= Exercise =
Take all the material and copy it exactly.

BEGIN Given data

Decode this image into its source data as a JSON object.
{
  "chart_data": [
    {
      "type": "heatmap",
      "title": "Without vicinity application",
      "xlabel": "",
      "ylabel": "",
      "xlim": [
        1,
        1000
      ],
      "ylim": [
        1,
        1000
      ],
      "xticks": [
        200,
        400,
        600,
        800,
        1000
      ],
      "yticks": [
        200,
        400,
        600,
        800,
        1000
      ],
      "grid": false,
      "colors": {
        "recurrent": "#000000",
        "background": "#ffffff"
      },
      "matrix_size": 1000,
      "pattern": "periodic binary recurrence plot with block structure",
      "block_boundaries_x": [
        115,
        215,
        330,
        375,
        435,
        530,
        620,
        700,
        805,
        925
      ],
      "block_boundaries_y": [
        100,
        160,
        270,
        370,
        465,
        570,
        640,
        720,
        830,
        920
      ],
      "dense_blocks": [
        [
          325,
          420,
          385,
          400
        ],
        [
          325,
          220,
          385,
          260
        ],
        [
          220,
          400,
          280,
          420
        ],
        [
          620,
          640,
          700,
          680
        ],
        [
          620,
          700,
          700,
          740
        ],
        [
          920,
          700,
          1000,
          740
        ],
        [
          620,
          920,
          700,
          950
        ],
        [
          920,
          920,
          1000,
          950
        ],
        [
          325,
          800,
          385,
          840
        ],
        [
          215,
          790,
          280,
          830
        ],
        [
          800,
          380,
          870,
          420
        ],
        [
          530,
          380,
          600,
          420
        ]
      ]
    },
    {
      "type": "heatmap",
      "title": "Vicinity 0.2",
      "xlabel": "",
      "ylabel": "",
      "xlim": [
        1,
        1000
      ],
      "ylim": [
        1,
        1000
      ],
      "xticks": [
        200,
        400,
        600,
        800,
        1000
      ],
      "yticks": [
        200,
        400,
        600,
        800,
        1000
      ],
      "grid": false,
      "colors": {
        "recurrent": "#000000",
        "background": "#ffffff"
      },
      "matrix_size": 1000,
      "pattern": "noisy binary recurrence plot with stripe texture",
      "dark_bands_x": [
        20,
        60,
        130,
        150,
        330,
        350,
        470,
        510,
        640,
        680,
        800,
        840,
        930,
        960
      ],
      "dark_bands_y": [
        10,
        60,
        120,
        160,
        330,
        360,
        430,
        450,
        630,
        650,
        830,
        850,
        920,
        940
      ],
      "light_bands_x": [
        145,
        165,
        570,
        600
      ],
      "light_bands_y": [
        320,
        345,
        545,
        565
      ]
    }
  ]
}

END Given data

= Solution to this task =
Decode this image into its source data as a JSON object.
{
  "chart_data": [
    {
      "type": "heatmap",
      "title": "Without vicinity application",
      "xlabel": "",
      "ylabel": "",
      "xlim": [
        1,
        1000
      ],
      "ylim": [
        1,
        1000
      ],
      "xticks": [
        200,
        400,
        600,
        800,
        1000
      ],
      "yticks": [
        200,
        400,
        600,
        800,
        1000
      ],
      "grid": false,
      "colors": {
        "recurrent": "#000000",
        "background": "#ffffff"
      },
      "matrix_size": 1000,
      "pattern": "periodic binary recurrence plot with block structure",
      "block_boundaries_x": [
        115,
        215,
        330,
        375,
        435,
        530,
        620,
        700,
        805,
        925
      ],
      "block_boundaries_y": [
        100,
        160,
        270,
        370,
        465,
        570,
        640,
        720,
        830,
        920
      ],
      "dense_blocks": [
        [
          325,
          420,
          385,
          400
        ],
        [
          325,
          220,
          385,
          260
        ],
        [
          220,
          400,
          280,
          420
        ],
        [
          620,
          640,
          700,
          680
        ],
        [
          620,
          700,
          700,
          740
        ],
        [
          920,
          700,
          1000,
          740
        ],
        [
          620,
          920,
          700,
          950
        ],
        [
          920,
          920,
          1000,
          950
        ],
        [
          325,
          800,
          385,
          840
        ],
        [
          215,
          790,
          280,
          830
        ],
        [
          800,
          380,
          870,
          420
        ],
        [
          530,
          380,
          600,
          420
        ]
      ]
    },
    {
      "type": "heatmap",
      "title": "Vicinity 0.2",
      "xlabel": "",
      "ylabel": "",
      "xlim": [
        1,
        1000
      ],
      "ylim": [
        1,
        1000
      ],
      "xticks": [
        200,
        400,
        600,
        800,
        1000
      ],
      "yticks": [
        200,
        400,
        600,
        800,
        1000
      ],
      "grid": false,
      "colors": {
        "recurrent": "#000000",
        "background": "#ffffff"
      },
      "matrix_size": 1000,
      "pattern": "noisy binary recurrence plot with stripe texture",
      "dark_bands_x": [
        20,
        60,
        130,
        150,
        330,
        350,
        470,
        510,
        640,
        680,
        800,
        840,
        930,
        960
      ],
      "dark_bands_y": [
        10,
        60,
        120,
        160,
        330,
        360,
        430,
        450,
        630,
        650,
        830,
        850,
        920,
        940
      ],
      "light_bands_x": [
        145,
        165,
        570,
        600
      ],
      "light_bands_y": [
        320,
        345,
        545,
        565
      ]
    }
  ]
}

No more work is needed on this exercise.